## CHALLENGE:
Images are not part of the copy; transcribe all the data exactly.
------------------------------------------------------------------------
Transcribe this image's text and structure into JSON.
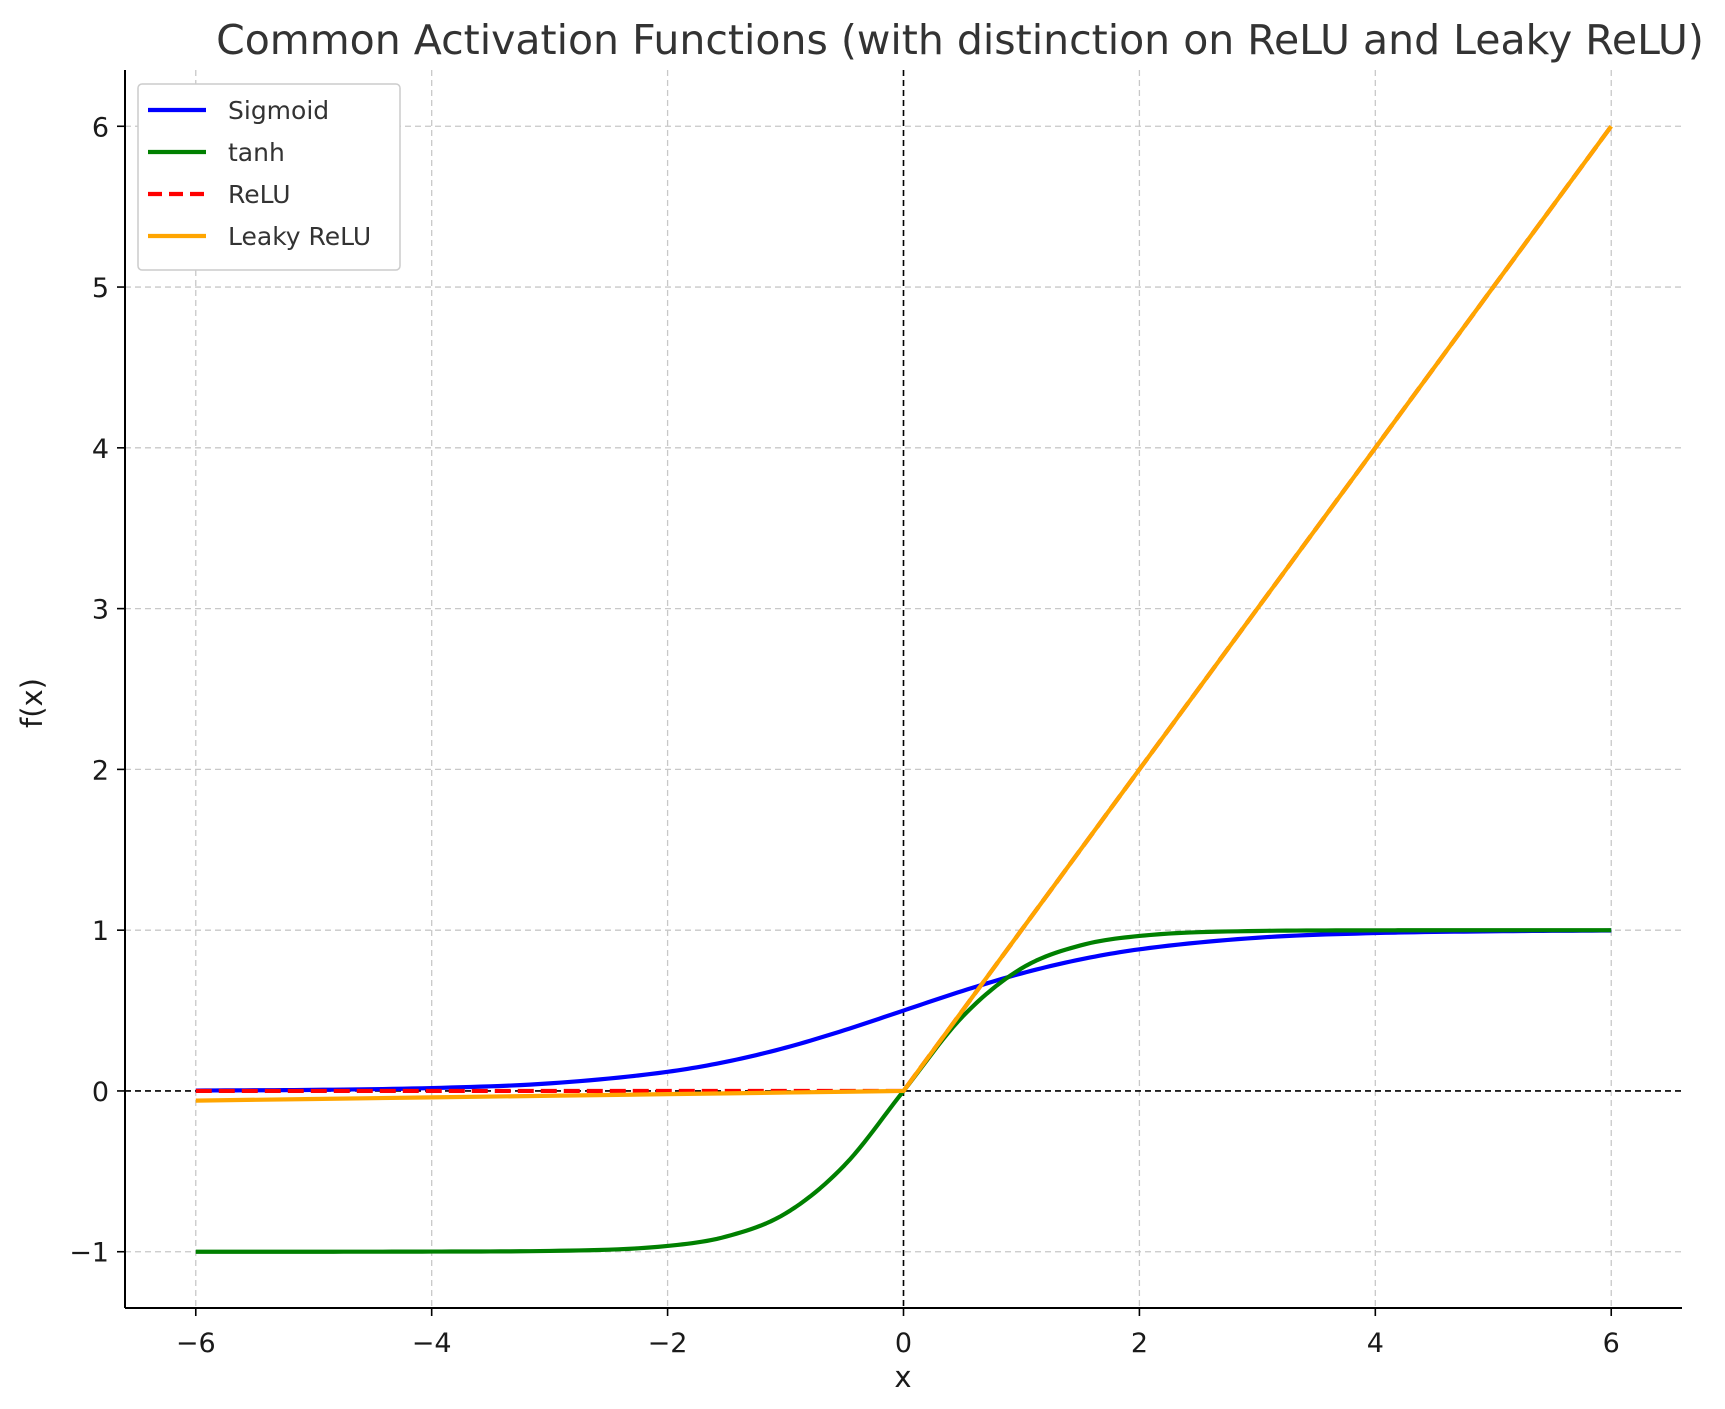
{
  "chart_data": {
    "type": "line",
    "title": "Common Activation Functions (with distinction on ReLU and Leaky ReLU)",
    "xlabel": "x",
    "ylabel": "f(x)",
    "xlim": [
      -6.6,
      6.6
    ],
    "ylim": [
      -1.35,
      6.35
    ],
    "x_ticks": [
      -6,
      -4,
      -2,
      0,
      2,
      4,
      6
    ],
    "x_tick_labels": [
      "−6",
      "−4",
      "−2",
      "0",
      "2",
      "4",
      "6"
    ],
    "y_ticks": [
      -1,
      0,
      1,
      2,
      3,
      4,
      5,
      6
    ],
    "y_tick_labels": [
      "−1",
      "0",
      "1",
      "2",
      "3",
      "4",
      "5",
      "6"
    ],
    "grid": true,
    "legend_position": "top-left",
    "reference_lines": {
      "x0_dashed": true,
      "y0_dashed": true
    },
    "x": [
      -6,
      -5,
      -4,
      -3,
      -2,
      -1.5,
      -1,
      -0.5,
      0,
      0.5,
      1,
      1.5,
      2,
      3,
      4,
      5,
      6
    ],
    "series": [
      {
        "name": "Sigmoid",
        "color": "#0000ff",
        "style": "solid",
        "values": [
          0.0025,
          0.0067,
          0.018,
          0.047,
          0.119,
          0.182,
          0.269,
          0.378,
          0.5,
          0.622,
          0.731,
          0.818,
          0.881,
          0.953,
          0.982,
          0.993,
          0.998
        ]
      },
      {
        "name": "tanh",
        "color": "#008000",
        "style": "solid",
        "values": [
          -1.0,
          -1.0,
          -0.999,
          -0.995,
          -0.964,
          -0.905,
          -0.762,
          -0.462,
          0.0,
          0.462,
          0.762,
          0.905,
          0.964,
          0.995,
          0.999,
          1.0,
          1.0
        ]
      },
      {
        "name": "ReLU",
        "color": "#ff0000",
        "style": "dashed",
        "values": [
          0,
          0,
          0,
          0,
          0,
          0,
          0,
          0,
          0,
          0.5,
          1,
          1.5,
          2,
          3,
          4,
          5,
          6
        ]
      },
      {
        "name": "Leaky ReLU",
        "color": "#ffa500",
        "style": "solid",
        "values": [
          -0.06,
          -0.05,
          -0.04,
          -0.03,
          -0.02,
          -0.015,
          -0.01,
          -0.005,
          0,
          0.5,
          1,
          1.5,
          2,
          3,
          4,
          5,
          6
        ]
      }
    ]
  }
}
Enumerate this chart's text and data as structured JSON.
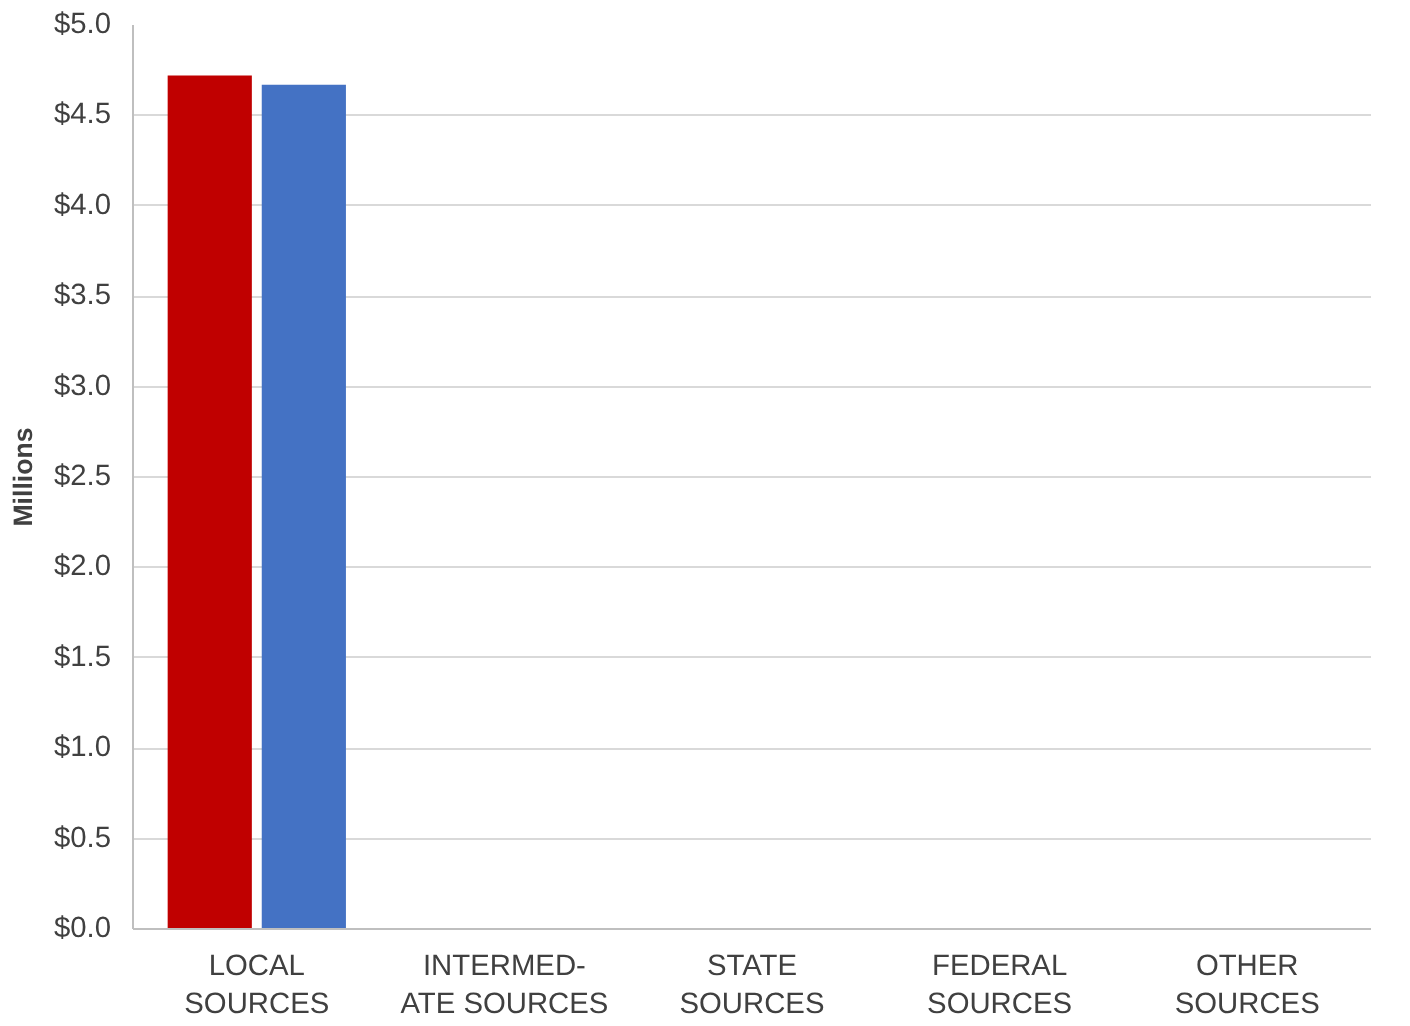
------------------------------------------------------------------------
## ANSWER:
Transcribe this image's text and structure into JSON.
{
  "chart_data": {
    "type": "line",
    "title": "Common Activation Functions (with distinction on ReLU and Leaky ReLU)",
    "xlabel": "x",
    "ylabel": "f(x)",
    "xlim": [
      -6.6,
      6.6
    ],
    "ylim": [
      -1.35,
      6.35
    ],
    "x_ticks": [
      -6,
      -4,
      -2,
      0,
      2,
      4,
      6
    ],
    "x_tick_labels": [
      "−6",
      "−4",
      "−2",
      "0",
      "2",
      "4",
      "6"
    ],
    "y_ticks": [
      -1,
      0,
      1,
      2,
      3,
      4,
      5,
      6
    ],
    "y_tick_labels": [
      "−1",
      "0",
      "1",
      "2",
      "3",
      "4",
      "5",
      "6"
    ],
    "grid": true,
    "legend_position": "top-left",
    "reference_lines": {
      "x0_dashed": true,
      "y0_dashed": true
    },
    "x": [
      -6,
      -5,
      -4,
      -3,
      -2,
      -1.5,
      -1,
      -0.5,
      0,
      0.5,
      1,
      1.5,
      2,
      3,
      4,
      5,
      6
    ],
    "series": [
      {
        "name": "Sigmoid",
        "color": "#0000ff",
        "style": "solid",
        "values": [
          0.0025,
          0.0067,
          0.018,
          0.047,
          0.119,
          0.182,
          0.269,
          0.378,
          0.5,
          0.622,
          0.731,
          0.818,
          0.881,
          0.953,
          0.982,
          0.993,
          0.998
        ]
      },
      {
        "name": "tanh",
        "color": "#008000",
        "style": "solid",
        "values": [
          -1.0,
          -1.0,
          -0.999,
          -0.995,
          -0.964,
          -0.905,
          -0.762,
          -0.462,
          0.0,
          0.462,
          0.762,
          0.905,
          0.964,
          0.995,
          0.999,
          1.0,
          1.0
        ]
      },
      {
        "name": "ReLU",
        "color": "#ff0000",
        "style": "dashed",
        "values": [
          0,
          0,
          0,
          0,
          0,
          0,
          0,
          0,
          0,
          0.5,
          1,
          1.5,
          2,
          3,
          4,
          5,
          6
        ]
      },
      {
        "name": "Leaky ReLU",
        "color": "#ffa500",
        "style": "solid",
        "values": [
          -0.06,
          -0.05,
          -0.04,
          -0.03,
          -0.02,
          -0.015,
          -0.01,
          -0.005,
          0,
          0.5,
          1,
          1.5,
          2,
          3,
          4,
          5,
          6
        ]
      }
    ]
  }
}
Enumerate this chart's text and data as structured JSON.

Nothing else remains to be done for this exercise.